[DATA EXTRACTS Boundary: Start]
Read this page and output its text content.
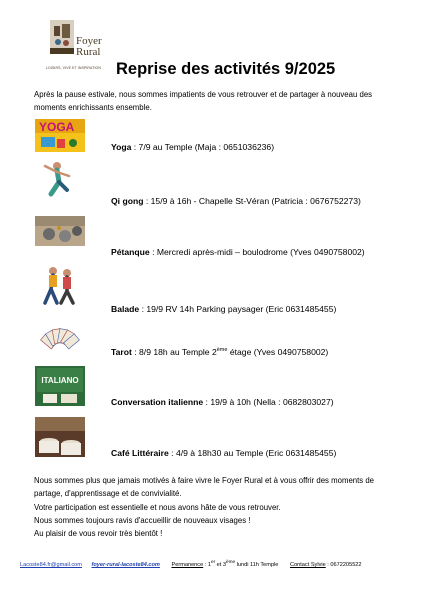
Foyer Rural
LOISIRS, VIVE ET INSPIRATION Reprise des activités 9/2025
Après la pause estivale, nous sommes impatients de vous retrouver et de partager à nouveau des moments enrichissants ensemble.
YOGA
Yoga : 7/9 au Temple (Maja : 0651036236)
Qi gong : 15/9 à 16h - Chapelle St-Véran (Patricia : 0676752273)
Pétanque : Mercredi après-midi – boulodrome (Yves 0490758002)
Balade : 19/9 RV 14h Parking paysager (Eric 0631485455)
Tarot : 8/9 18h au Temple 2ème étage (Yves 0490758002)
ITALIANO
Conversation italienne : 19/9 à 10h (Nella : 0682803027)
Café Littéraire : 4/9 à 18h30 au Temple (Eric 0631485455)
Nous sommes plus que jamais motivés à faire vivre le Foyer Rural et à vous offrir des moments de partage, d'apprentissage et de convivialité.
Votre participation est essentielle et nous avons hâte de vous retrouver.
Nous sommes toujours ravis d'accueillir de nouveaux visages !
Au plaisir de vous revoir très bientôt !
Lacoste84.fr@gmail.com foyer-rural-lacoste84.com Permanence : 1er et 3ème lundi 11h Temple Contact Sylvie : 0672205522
[DATA EXTRACTS Boundary: End]
[DATA EXTRACTS Boundary: Start]
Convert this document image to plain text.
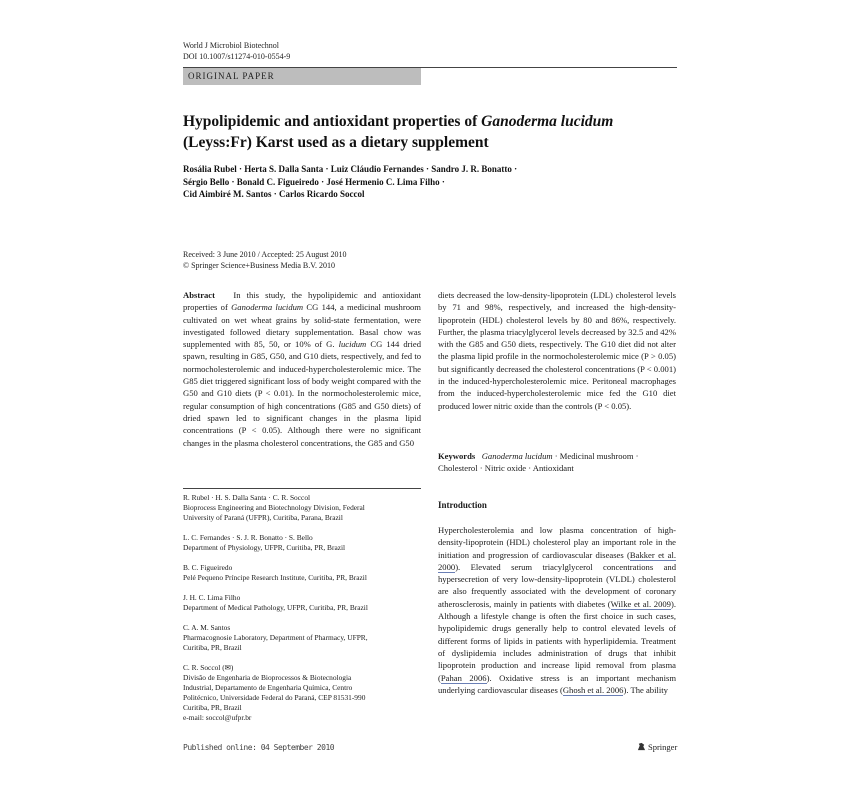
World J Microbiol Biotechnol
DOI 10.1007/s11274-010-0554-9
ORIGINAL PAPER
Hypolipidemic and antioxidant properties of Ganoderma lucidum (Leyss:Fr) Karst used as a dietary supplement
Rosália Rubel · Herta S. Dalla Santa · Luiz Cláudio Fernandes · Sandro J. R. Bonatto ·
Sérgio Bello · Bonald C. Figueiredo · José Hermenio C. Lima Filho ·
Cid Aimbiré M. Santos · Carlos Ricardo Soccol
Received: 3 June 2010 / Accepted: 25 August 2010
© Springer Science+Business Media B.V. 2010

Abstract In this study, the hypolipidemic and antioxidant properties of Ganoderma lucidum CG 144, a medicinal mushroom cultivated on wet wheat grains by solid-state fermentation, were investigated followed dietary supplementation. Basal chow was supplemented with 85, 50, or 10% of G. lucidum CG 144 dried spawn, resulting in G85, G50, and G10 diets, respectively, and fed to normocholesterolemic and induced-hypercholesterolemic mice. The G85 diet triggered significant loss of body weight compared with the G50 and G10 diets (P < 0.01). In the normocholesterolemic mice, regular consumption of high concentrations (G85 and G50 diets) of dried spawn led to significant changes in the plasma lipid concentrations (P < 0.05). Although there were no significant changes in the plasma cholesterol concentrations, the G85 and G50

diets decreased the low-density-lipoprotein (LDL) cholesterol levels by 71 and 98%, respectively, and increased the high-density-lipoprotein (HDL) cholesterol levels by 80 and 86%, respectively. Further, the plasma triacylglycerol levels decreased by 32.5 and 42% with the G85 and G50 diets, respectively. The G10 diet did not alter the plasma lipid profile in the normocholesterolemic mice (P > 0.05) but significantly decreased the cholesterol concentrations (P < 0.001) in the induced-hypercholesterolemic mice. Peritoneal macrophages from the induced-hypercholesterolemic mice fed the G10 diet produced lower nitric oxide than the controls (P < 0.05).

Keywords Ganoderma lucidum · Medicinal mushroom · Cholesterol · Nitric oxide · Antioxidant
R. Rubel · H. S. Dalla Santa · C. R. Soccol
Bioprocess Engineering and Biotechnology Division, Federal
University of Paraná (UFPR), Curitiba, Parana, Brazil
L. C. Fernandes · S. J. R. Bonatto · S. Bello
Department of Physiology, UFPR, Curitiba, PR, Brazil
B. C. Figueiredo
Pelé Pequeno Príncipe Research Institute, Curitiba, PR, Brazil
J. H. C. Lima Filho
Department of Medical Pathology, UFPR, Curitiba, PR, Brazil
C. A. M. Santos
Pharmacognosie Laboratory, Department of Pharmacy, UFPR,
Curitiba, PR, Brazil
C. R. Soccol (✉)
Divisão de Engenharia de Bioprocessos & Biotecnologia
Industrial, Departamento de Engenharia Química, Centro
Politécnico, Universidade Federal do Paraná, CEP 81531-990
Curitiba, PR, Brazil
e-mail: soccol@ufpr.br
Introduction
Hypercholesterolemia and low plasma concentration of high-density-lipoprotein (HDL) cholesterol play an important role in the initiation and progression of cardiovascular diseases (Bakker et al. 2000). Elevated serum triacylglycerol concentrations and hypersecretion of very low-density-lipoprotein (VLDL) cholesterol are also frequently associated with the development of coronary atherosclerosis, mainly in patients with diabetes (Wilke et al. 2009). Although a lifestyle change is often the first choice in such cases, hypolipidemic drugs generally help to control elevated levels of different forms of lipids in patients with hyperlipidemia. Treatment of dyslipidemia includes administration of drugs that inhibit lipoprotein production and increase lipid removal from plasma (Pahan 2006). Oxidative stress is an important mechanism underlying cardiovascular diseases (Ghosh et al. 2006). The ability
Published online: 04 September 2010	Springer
[DATA EXTRACTS Boundary: End]
● ACTION ITEM: Determine the number of lines in the material above that include the word "Santos". Give that number and no other text.

● RESULT FOR THIS EXERCISE: 2